**DATASET RECORDS**
# # #

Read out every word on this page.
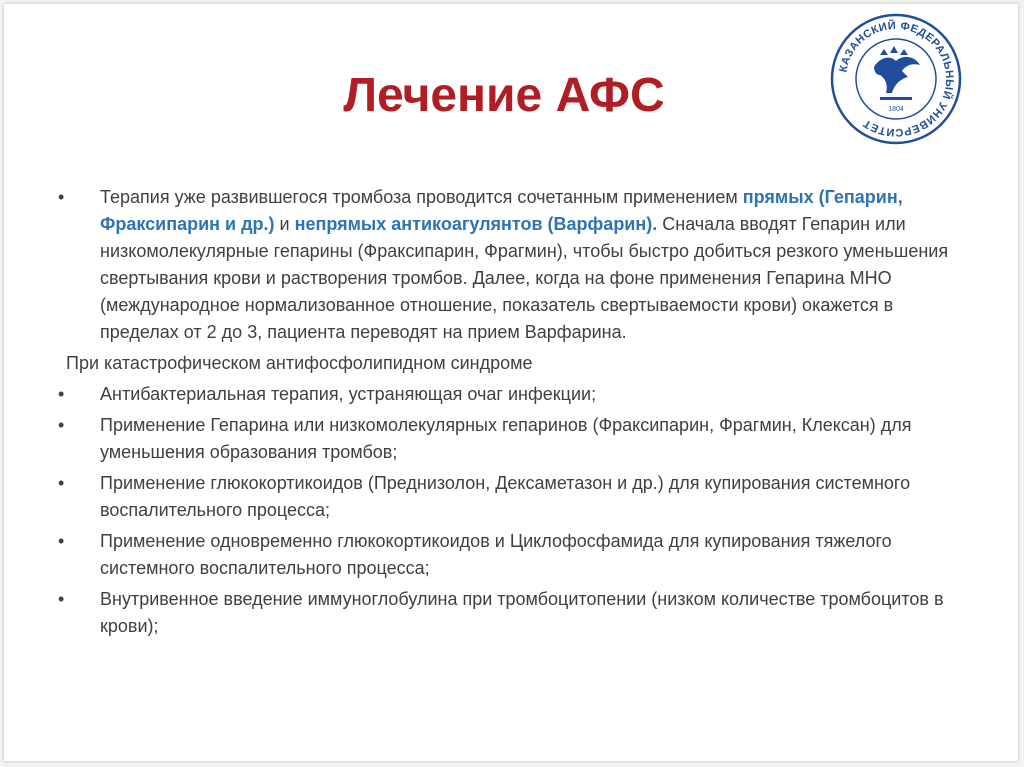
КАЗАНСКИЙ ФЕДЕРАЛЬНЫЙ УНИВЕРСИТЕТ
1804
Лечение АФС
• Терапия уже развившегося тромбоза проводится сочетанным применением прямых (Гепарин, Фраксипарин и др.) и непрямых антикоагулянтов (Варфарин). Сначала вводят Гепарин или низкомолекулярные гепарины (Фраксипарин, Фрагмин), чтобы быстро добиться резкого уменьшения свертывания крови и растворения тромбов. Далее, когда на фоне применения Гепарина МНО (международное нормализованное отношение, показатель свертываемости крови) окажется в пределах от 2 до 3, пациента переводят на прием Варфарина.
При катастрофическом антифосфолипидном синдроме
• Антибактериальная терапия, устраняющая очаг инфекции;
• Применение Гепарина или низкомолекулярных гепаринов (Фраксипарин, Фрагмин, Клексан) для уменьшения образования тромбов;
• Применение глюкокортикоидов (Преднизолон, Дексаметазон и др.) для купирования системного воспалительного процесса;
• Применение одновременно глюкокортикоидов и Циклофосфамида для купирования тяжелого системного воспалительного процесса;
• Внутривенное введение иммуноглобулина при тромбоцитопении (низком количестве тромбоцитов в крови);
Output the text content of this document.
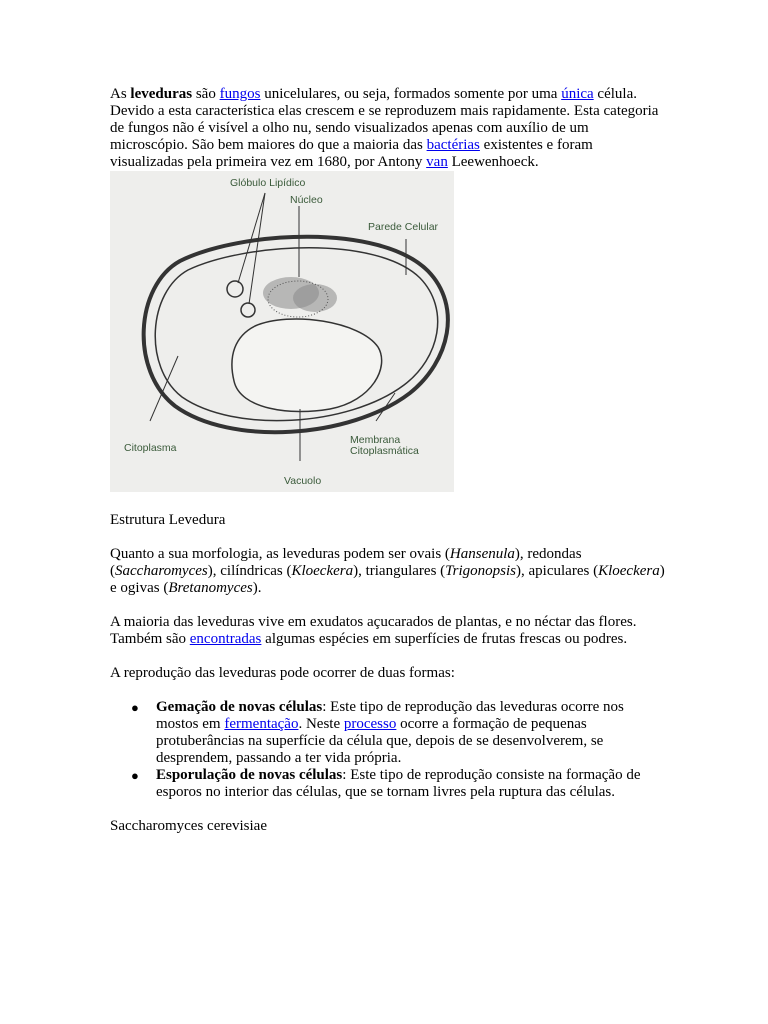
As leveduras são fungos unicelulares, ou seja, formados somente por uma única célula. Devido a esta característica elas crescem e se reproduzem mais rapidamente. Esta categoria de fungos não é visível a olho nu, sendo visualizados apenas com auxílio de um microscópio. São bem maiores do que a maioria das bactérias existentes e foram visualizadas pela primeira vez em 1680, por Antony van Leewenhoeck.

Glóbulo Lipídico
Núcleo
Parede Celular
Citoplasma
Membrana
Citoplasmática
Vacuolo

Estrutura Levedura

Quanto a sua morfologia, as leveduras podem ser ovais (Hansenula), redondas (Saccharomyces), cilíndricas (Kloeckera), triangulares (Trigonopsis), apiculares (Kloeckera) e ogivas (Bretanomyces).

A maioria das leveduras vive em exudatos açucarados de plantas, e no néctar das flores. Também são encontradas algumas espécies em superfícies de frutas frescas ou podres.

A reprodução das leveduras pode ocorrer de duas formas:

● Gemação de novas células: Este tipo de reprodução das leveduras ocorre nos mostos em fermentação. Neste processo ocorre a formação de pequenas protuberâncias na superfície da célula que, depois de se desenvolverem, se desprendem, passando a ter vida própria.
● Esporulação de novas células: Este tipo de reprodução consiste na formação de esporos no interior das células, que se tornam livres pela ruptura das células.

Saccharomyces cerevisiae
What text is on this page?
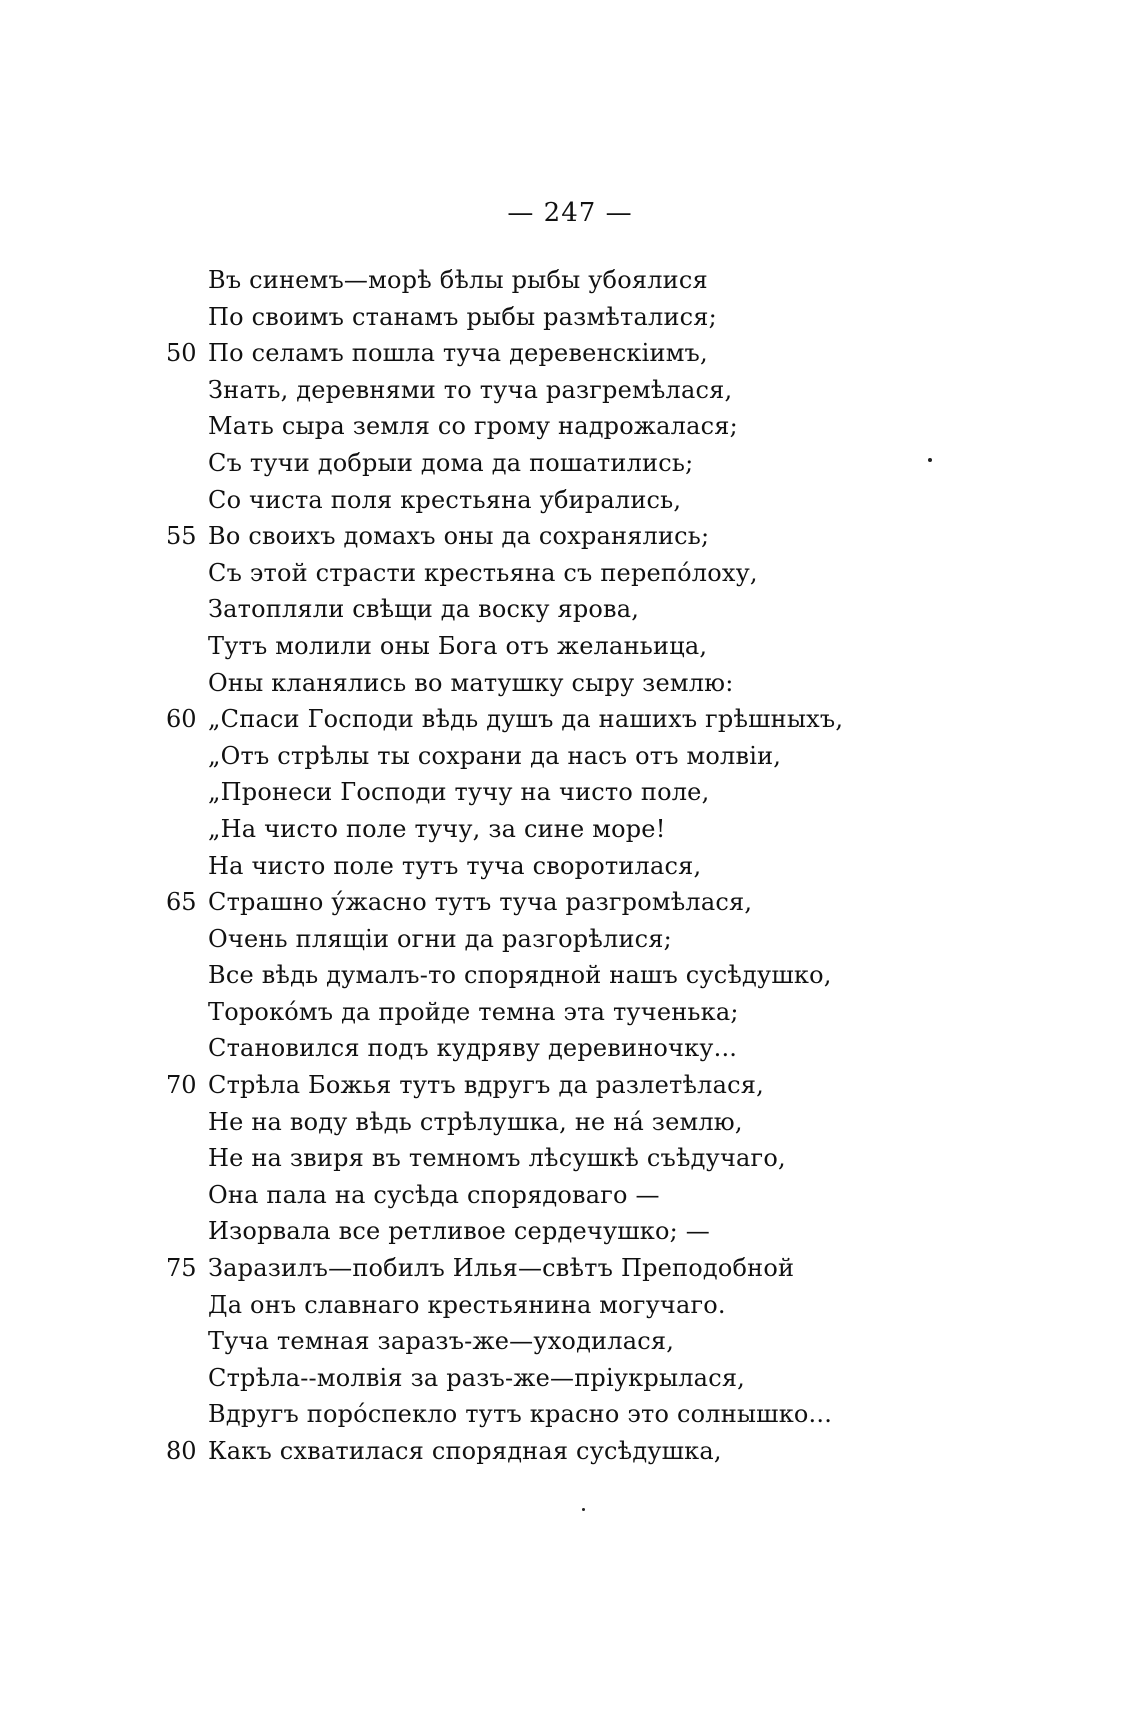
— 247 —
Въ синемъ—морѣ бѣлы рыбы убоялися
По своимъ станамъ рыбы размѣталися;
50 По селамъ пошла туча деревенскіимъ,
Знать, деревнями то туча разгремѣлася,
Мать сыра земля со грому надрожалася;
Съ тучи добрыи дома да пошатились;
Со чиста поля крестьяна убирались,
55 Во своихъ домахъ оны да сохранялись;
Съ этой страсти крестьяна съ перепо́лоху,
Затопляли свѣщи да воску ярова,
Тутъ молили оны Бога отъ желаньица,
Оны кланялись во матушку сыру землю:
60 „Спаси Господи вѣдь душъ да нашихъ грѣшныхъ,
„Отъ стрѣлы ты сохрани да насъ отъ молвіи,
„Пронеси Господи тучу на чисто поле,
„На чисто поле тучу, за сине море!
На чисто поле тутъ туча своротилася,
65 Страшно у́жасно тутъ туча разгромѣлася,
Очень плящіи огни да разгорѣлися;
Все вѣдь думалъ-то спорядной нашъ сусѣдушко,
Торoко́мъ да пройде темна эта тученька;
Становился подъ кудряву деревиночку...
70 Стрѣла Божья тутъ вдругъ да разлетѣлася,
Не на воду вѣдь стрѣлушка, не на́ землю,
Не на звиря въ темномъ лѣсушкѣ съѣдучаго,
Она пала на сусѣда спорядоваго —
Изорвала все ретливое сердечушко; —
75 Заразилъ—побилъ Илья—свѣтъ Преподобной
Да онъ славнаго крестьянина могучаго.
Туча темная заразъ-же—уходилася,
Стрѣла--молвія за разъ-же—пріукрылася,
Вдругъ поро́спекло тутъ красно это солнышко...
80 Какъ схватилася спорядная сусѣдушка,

# # #

**EXERCISE TASK**
Search the records for the word "text". Copy every line that has it.

**FINISHED TASK**
Output the text content of this document.
What text is on this page?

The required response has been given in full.